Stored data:

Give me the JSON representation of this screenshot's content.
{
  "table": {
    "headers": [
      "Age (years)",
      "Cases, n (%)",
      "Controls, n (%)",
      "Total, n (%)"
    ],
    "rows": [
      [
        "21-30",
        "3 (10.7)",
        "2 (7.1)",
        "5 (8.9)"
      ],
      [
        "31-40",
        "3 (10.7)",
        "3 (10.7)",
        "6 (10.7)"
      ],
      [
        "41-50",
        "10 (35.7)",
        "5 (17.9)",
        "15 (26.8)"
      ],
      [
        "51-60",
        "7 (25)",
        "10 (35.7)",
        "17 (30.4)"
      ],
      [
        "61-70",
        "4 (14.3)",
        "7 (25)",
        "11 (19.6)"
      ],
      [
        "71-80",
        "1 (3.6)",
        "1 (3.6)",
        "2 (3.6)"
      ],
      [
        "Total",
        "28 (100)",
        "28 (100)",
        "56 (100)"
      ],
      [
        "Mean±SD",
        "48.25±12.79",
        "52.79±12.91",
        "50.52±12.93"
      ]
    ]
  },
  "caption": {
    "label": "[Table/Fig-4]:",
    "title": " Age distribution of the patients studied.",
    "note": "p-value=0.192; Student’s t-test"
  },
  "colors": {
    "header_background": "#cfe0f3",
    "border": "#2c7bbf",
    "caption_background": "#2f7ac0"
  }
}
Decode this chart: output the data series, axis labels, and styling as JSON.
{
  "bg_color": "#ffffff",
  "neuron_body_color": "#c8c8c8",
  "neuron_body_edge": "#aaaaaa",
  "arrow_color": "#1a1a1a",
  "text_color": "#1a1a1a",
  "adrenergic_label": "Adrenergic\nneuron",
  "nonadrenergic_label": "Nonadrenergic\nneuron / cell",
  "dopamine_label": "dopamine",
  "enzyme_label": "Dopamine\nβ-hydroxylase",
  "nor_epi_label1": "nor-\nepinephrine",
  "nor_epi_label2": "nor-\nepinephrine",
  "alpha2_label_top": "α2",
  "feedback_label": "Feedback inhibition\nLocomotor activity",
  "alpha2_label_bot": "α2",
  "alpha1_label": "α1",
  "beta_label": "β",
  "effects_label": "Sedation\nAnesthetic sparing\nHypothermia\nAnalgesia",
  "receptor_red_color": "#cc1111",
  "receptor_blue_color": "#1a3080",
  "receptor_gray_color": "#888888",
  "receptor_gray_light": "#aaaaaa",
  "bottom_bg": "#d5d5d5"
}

TASK ITEM —
Retype all of the entries exactly, please.

WRITTEN SOLUTION —
Give me the JSON representation of this screenshot's content.
{
  "table": {
    "headers": [
      "Age (years)",
      "Cases, n (%)",
      "Controls, n (%)",
      "Total, n (%)"
    ],
    "rows": [
      [
        "21-30",
        "3 (10.7)",
        "2 (7.1)",
        "5 (8.9)"
      ],
      [
        "31-40",
        "3 (10.7)",
        "3 (10.7)",
        "6 (10.7)"
      ],
      [
        "41-50",
        "10 (35.7)",
        "5 (17.9)",
        "15 (26.8)"
      ],
      [
        "51-60",
        "7 (25)",
        "10 (35.7)",
        "17 (30.4)"
      ],
      [
        "61-70",
        "4 (14.3)",
        "7 (25)",
        "11 (19.6)"
      ],
      [
        "71-80",
        "1 (3.6)",
        "1 (3.6)",
        "2 (3.6)"
      ],
      [
        "Total",
        "28 (100)",
        "28 (100)",
        "56 (100)"
      ],
      [
        "Mean±SD",
        "48.25±12.79",
        "52.79±12.91",
        "50.52±12.93"
      ]
    ]
  },
  "caption": {
    "label": "[Table/Fig-4]:",
    "title": " Age distribution of the patients studied.",
    "note": "p-value=0.192; Student’s t-test"
  },
  "colors": {
    "header_background": "#cfe0f3",
    "border": "#2c7bbf",
    "caption_background": "#2f7ac0"
  }
}
Decode this chart: output the data series, axis labels, and styling as JSON.
{
  "bg_color": "#ffffff",
  "neuron_body_color": "#c8c8c8",
  "neuron_body_edge": "#aaaaaa",
  "arrow_color": "#1a1a1a",
  "text_color": "#1a1a1a",
  "adrenergic_label": "Adrenergic\nneuron",
  "nonadrenergic_label": "Nonadrenergic\nneuron / cell",
  "dopamine_label": "dopamine",
  "enzyme_label": "Dopamine\nβ-hydroxylase",
  "nor_epi_label1": "nor-\nepinephrine",
  "nor_epi_label2": "nor-\nepinephrine",
  "alpha2_label_top": "α2",
  "feedback_label": "Feedback inhibition\nLocomotor activity",
  "alpha2_label_bot": "α2",
  "alpha1_label": "α1",
  "beta_label": "β",
  "effects_label": "Sedation\nAnesthetic sparing\nHypothermia\nAnalgesia",
  "receptor_red_color": "#cc1111",
  "receptor_blue_color": "#1a3080",
  "receptor_gray_color": "#888888",
  "receptor_gray_light": "#aaaaaa",
  "bottom_bg": "#d5d5d5"
}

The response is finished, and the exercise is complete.